+++ Records to process +++
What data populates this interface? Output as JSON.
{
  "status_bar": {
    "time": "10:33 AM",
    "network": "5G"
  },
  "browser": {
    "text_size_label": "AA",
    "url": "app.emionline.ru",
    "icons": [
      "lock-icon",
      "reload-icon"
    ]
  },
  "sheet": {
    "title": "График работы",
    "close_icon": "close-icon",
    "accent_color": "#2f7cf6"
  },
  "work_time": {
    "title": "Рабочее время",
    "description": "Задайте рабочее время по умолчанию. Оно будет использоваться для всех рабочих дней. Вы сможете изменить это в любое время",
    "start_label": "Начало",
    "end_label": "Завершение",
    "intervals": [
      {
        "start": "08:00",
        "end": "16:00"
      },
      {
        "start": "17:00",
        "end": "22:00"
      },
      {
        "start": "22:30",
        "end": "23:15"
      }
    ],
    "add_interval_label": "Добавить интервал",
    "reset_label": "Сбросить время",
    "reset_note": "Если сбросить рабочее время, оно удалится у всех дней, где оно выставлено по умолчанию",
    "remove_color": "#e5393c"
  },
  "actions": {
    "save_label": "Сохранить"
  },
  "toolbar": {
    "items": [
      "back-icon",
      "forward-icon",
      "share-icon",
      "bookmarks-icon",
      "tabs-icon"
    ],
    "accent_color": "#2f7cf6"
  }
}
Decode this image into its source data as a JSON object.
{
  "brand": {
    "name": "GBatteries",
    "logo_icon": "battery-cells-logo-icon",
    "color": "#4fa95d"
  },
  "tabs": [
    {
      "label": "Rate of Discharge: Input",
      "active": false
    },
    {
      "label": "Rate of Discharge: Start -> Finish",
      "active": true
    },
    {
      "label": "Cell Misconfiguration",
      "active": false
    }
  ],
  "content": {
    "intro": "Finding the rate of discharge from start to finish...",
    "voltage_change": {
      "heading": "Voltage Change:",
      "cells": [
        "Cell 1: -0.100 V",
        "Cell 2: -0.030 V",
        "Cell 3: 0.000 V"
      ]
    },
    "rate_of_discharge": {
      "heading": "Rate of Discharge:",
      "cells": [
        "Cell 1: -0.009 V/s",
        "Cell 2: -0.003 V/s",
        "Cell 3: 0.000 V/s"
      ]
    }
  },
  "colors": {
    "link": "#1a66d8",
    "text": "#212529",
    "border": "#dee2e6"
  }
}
+++
§ Job
Each record above should be restated word for word.

§ Output of the exercise
What data populates this interface? Output as JSON.
{
  "status_bar": {
    "time": "10:33 AM",
    "network": "5G"
  },
  "browser": {
    "text_size_label": "AA",
    "url": "app.emionline.ru",
    "icons": [
      "lock-icon",
      "reload-icon"
    ]
  },
  "sheet": {
    "title": "График работы",
    "close_icon": "close-icon",
    "accent_color": "#2f7cf6"
  },
  "work_time": {
    "title": "Рабочее время",
    "description": "Задайте рабочее время по умолчанию. Оно будет использоваться для всех рабочих дней. Вы сможете изменить это в любое время",
    "start_label": "Начало",
    "end_label": "Завершение",
    "intervals": [
      {
        "start": "08:00",
        "end": "16:00"
      },
      {
        "start": "17:00",
        "end": "22:00"
      },
      {
        "start": "22:30",
        "end": "23:15"
      }
    ],
    "add_interval_label": "Добавить интервал",
    "reset_label": "Сбросить время",
    "reset_note": "Если сбросить рабочее время, оно удалится у всех дней, где оно выставлено по умолчанию",
    "remove_color": "#e5393c"
  },
  "actions": {
    "save_label": "Сохранить"
  },
  "toolbar": {
    "items": [
      "back-icon",
      "forward-icon",
      "share-icon",
      "bookmarks-icon",
      "tabs-icon"
    ],
    "accent_color": "#2f7cf6"
  }
}
Decode this image into its source data as a JSON object.
{
  "brand": {
    "name": "GBatteries",
    "logo_icon": "battery-cells-logo-icon",
    "color": "#4fa95d"
  },
  "tabs": [
    {
      "label": "Rate of Discharge: Input",
      "active": false
    },
    {
      "label": "Rate of Discharge: Start -> Finish",
      "active": true
    },
    {
      "label": "Cell Misconfiguration",
      "active": false
    }
  ],
  "content": {
    "intro": "Finding the rate of discharge from start to finish...",
    "voltage_change": {
      "heading": "Voltage Change:",
      "cells": [
        "Cell 1: -0.100 V",
        "Cell 2: -0.030 V",
        "Cell 3: 0.000 V"
      ]
    },
    "rate_of_discharge": {
      "heading": "Rate of Discharge:",
      "cells": [
        "Cell 1: -0.009 V/s",
        "Cell 2: -0.003 V/s",
        "Cell 3: 0.000 V/s"
      ]
    }
  },
  "colors": {
    "link": "#1a66d8",
    "text": "#212529",
    "border": "#dee2e6"
  }
}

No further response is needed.